— Start Records for this exercise —

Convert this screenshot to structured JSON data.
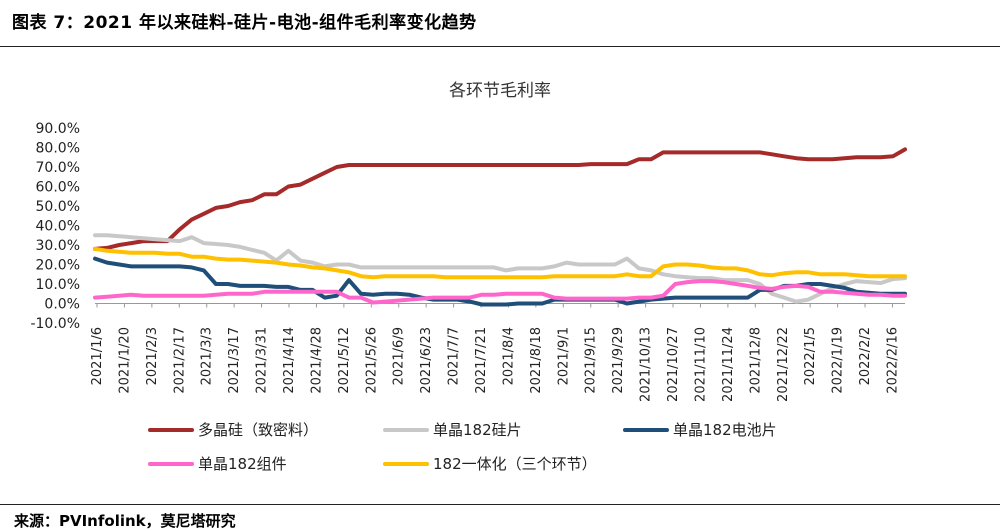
{
  "figure": {
    "title": "图表 7：2021 年以来硅料-硅片-电池-组件毛利率变化趋势",
    "source": "来源：PVInfolink，莫尼塔研究"
  },
  "chart_data": {
    "type": "line",
    "title": "各环节毛利率",
    "ylim": [
      -10,
      90
    ],
    "y_ticks": [
      "90.0%",
      "80.0%",
      "70.0%",
      "60.0%",
      "50.0%",
      "40.0%",
      "30.0%",
      "20.0%",
      "10.0%",
      "0.0%",
      "-10.0%"
    ],
    "x_tick_labels": [
      "2021/1/6",
      "2021/1/20",
      "2021/2/3",
      "2021/2/17",
      "2021/3/3",
      "2021/3/17",
      "2021/3/31",
      "2021/4/14",
      "2021/4/28",
      "2021/5/12",
      "2021/5/26",
      "2021/6/9",
      "2021/6/23",
      "2021/7/7",
      "2021/7/21",
      "2021/8/4",
      "2021/8/18",
      "2021/9/1",
      "2021/9/15",
      "2021/9/29",
      "2021/10/13",
      "2021/10/27",
      "2021/11/10",
      "2021/11/24",
      "2021/12/8",
      "2021/12/22",
      "2022/1/5",
      "2022/1/19",
      "2022/2/2",
      "2022/2/16"
    ],
    "legend_position": "bottom",
    "grid": false,
    "series": [
      {
        "name": "多晶硅（致密料）",
        "color": "#a52a2a",
        "values": [
          28,
          28.5,
          30,
          31,
          32,
          32,
          32,
          38,
          43,
          46,
          49,
          50,
          52,
          53,
          56,
          56,
          60,
          61,
          64,
          67,
          70,
          71,
          71,
          71,
          71,
          71,
          71,
          71,
          71,
          71,
          71,
          71,
          71,
          71,
          71,
          71,
          71,
          71,
          71,
          71,
          71,
          71.5,
          71.5,
          71.5,
          71.5,
          74,
          74,
          77.5,
          77.5,
          77.5,
          77.5,
          77.5,
          77.5,
          77.5,
          77.5,
          77.5,
          76.5,
          75.5,
          74.5,
          74,
          74,
          74,
          74.5,
          75,
          75,
          75,
          75.5,
          79
        ]
      },
      {
        "name": "单晶182硅片",
        "color": "#c8c8c8",
        "values": [
          35,
          35,
          34.5,
          34,
          33.5,
          33,
          32.5,
          32,
          34,
          31,
          30.5,
          30,
          29,
          27.5,
          26,
          22,
          27,
          22,
          21,
          19,
          20,
          20,
          18.5,
          18.5,
          18.5,
          18.5,
          18.5,
          18.5,
          18.5,
          18.5,
          18.5,
          18.5,
          18.5,
          18.5,
          17,
          18,
          18,
          18,
          19,
          21,
          20,
          20,
          20,
          20,
          23,
          18,
          17,
          15,
          14,
          13.5,
          13,
          13,
          12,
          12,
          12,
          10,
          5,
          3,
          1,
          2,
          5,
          8,
          10,
          11.5,
          11,
          10.5,
          12.5,
          13
        ]
      },
      {
        "name": "单晶182电池片",
        "color": "#1f4e79",
        "values": [
          23,
          21,
          20,
          19,
          19,
          19,
          19,
          19,
          18.5,
          17,
          10,
          10,
          9,
          9,
          9,
          8.5,
          8.5,
          7,
          7,
          3,
          4,
          12,
          5,
          4.5,
          5,
          5,
          4.5,
          3,
          2,
          2,
          2,
          1,
          -0.5,
          -0.5,
          -0.5,
          0,
          0,
          0,
          2,
          2,
          2,
          2,
          2,
          2,
          0,
          1,
          2,
          2.5,
          3,
          3,
          3,
          3,
          3,
          3,
          3,
          7,
          7,
          9,
          9,
          10,
          10,
          9,
          8,
          6,
          5.5,
          5,
          5,
          5
        ]
      },
      {
        "name": "单晶182组件",
        "color": "#ff66cc",
        "values": [
          3,
          3.5,
          4,
          4.5,
          4,
          4,
          4,
          4,
          4,
          4,
          4.5,
          5,
          5,
          5,
          6,
          6,
          6,
          6,
          6,
          6,
          6,
          3,
          3,
          0.5,
          1,
          1.5,
          2,
          2.5,
          3,
          3,
          3,
          3,
          4.5,
          4.5,
          5,
          5,
          5,
          5,
          3,
          2.5,
          2.5,
          2.5,
          2.5,
          2.5,
          2.5,
          3,
          3,
          4,
          10,
          11,
          11.5,
          11.5,
          11,
          10,
          9,
          8,
          7.5,
          8.5,
          9,
          8.5,
          6,
          6,
          5.5,
          5,
          4.5,
          4.5,
          4,
          4
        ]
      },
      {
        "name": "182一体化（三个环节）",
        "color": "#ffc000",
        "values": [
          28,
          27,
          26.5,
          26,
          26,
          26,
          25.5,
          25.5,
          24,
          24,
          23,
          22.5,
          22.5,
          22,
          21.5,
          21,
          20,
          19.5,
          18.5,
          18,
          17,
          16,
          14,
          13.5,
          14,
          14,
          14,
          14,
          14,
          13.5,
          13.5,
          13.5,
          13.5,
          13.5,
          13.5,
          13.5,
          13.5,
          13.5,
          14,
          14,
          14,
          14,
          14,
          14,
          15,
          14,
          14,
          19,
          20,
          20,
          19.5,
          18.5,
          18,
          18,
          17,
          15,
          14.5,
          15.5,
          16,
          16,
          15,
          15,
          15,
          14.5,
          14,
          14,
          14,
          14
        ]
      }
    ]
  }
}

— End Records for this exercise —

Your task is to transcribe all of the records precisely, with no images included.

Convert this screenshot to structured JSON data.
{
  "figure": {
    "title": "图表 7：2021 年以来硅料-硅片-电池-组件毛利率变化趋势",
    "source": "来源：PVInfolink，莫尼塔研究"
  },
  "chart_data": {
    "type": "line",
    "title": "各环节毛利率",
    "ylim": [
      -10,
      90
    ],
    "y_ticks": [
      "90.0%",
      "80.0%",
      "70.0%",
      "60.0%",
      "50.0%",
      "40.0%",
      "30.0%",
      "20.0%",
      "10.0%",
      "0.0%",
      "-10.0%"
    ],
    "x_tick_labels": [
      "2021/1/6",
      "2021/1/20",
      "2021/2/3",
      "2021/2/17",
      "2021/3/3",
      "2021/3/17",
      "2021/3/31",
      "2021/4/14",
      "2021/4/28",
      "2021/5/12",
      "2021/5/26",
      "2021/6/9",
      "2021/6/23",
      "2021/7/7",
      "2021/7/21",
      "2021/8/4",
      "2021/8/18",
      "2021/9/1",
      "2021/9/15",
      "2021/9/29",
      "2021/10/13",
      "2021/10/27",
      "2021/11/10",
      "2021/11/24",
      "2021/12/8",
      "2021/12/22",
      "2022/1/5",
      "2022/1/19",
      "2022/2/2",
      "2022/2/16"
    ],
    "legend_position": "bottom",
    "grid": false,
    "series": [
      {
        "name": "多晶硅（致密料）",
        "color": "#a52a2a",
        "values": [
          28,
          28.5,
          30,
          31,
          32,
          32,
          32,
          38,
          43,
          46,
          49,
          50,
          52,
          53,
          56,
          56,
          60,
          61,
          64,
          67,
          70,
          71,
          71,
          71,
          71,
          71,
          71,
          71,
          71,
          71,
          71,
          71,
          71,
          71,
          71,
          71,
          71,
          71,
          71,
          71,
          71,
          71.5,
          71.5,
          71.5,
          71.5,
          74,
          74,
          77.5,
          77.5,
          77.5,
          77.5,
          77.5,
          77.5,
          77.5,
          77.5,
          77.5,
          76.5,
          75.5,
          74.5,
          74,
          74,
          74,
          74.5,
          75,
          75,
          75,
          75.5,
          79
        ]
      },
      {
        "name": "单晶182硅片",
        "color": "#c8c8c8",
        "values": [
          35,
          35,
          34.5,
          34,
          33.5,
          33,
          32.5,
          32,
          34,
          31,
          30.5,
          30,
          29,
          27.5,
          26,
          22,
          27,
          22,
          21,
          19,
          20,
          20,
          18.5,
          18.5,
          18.5,
          18.5,
          18.5,
          18.5,
          18.5,
          18.5,
          18.5,
          18.5,
          18.5,
          18.5,
          17,
          18,
          18,
          18,
          19,
          21,
          20,
          20,
          20,
          20,
          23,
          18,
          17,
          15,
          14,
          13.5,
          13,
          13,
          12,
          12,
          12,
          10,
          5,
          3,
          1,
          2,
          5,
          8,
          10,
          11.5,
          11,
          10.5,
          12.5,
          13
        ]
      },
      {
        "name": "单晶182电池片",
        "color": "#1f4e79",
        "values": [
          23,
          21,
          20,
          19,
          19,
          19,
          19,
          19,
          18.5,
          17,
          10,
          10,
          9,
          9,
          9,
          8.5,
          8.5,
          7,
          7,
          3,
          4,
          12,
          5,
          4.5,
          5,
          5,
          4.5,
          3,
          2,
          2,
          2,
          1,
          -0.5,
          -0.5,
          -0.5,
          0,
          0,
          0,
          2,
          2,
          2,
          2,
          2,
          2,
          0,
          1,
          2,
          2.5,
          3,
          3,
          3,
          3,
          3,
          3,
          3,
          7,
          7,
          9,
          9,
          10,
          10,
          9,
          8,
          6,
          5.5,
          5,
          5,
          5
        ]
      },
      {
        "name": "单晶182组件",
        "color": "#ff66cc",
        "values": [
          3,
          3.5,
          4,
          4.5,
          4,
          4,
          4,
          4,
          4,
          4,
          4.5,
          5,
          5,
          5,
          6,
          6,
          6,
          6,
          6,
          6,
          6,
          3,
          3,
          0.5,
          1,
          1.5,
          2,
          2.5,
          3,
          3,
          3,
          3,
          4.5,
          4.5,
          5,
          5,
          5,
          5,
          3,
          2.5,
          2.5,
          2.5,
          2.5,
          2.5,
          2.5,
          3,
          3,
          4,
          10,
          11,
          11.5,
          11.5,
          11,
          10,
          9,
          8,
          7.5,
          8.5,
          9,
          8.5,
          6,
          6,
          5.5,
          5,
          4.5,
          4.5,
          4,
          4
        ]
      },
      {
        "name": "182一体化（三个环节）",
        "color": "#ffc000",
        "values": [
          28,
          27,
          26.5,
          26,
          26,
          26,
          25.5,
          25.5,
          24,
          24,
          23,
          22.5,
          22.5,
          22,
          21.5,
          21,
          20,
          19.5,
          18.5,
          18,
          17,
          16,
          14,
          13.5,
          14,
          14,
          14,
          14,
          14,
          13.5,
          13.5,
          13.5,
          13.5,
          13.5,
          13.5,
          13.5,
          13.5,
          13.5,
          14,
          14,
          14,
          14,
          14,
          14,
          15,
          14,
          14,
          19,
          20,
          20,
          19.5,
          18.5,
          18,
          18,
          17,
          15,
          14.5,
          15.5,
          16,
          16,
          15,
          15,
          15,
          14.5,
          14,
          14,
          14,
          14
        ]
      }
    ]
  }
}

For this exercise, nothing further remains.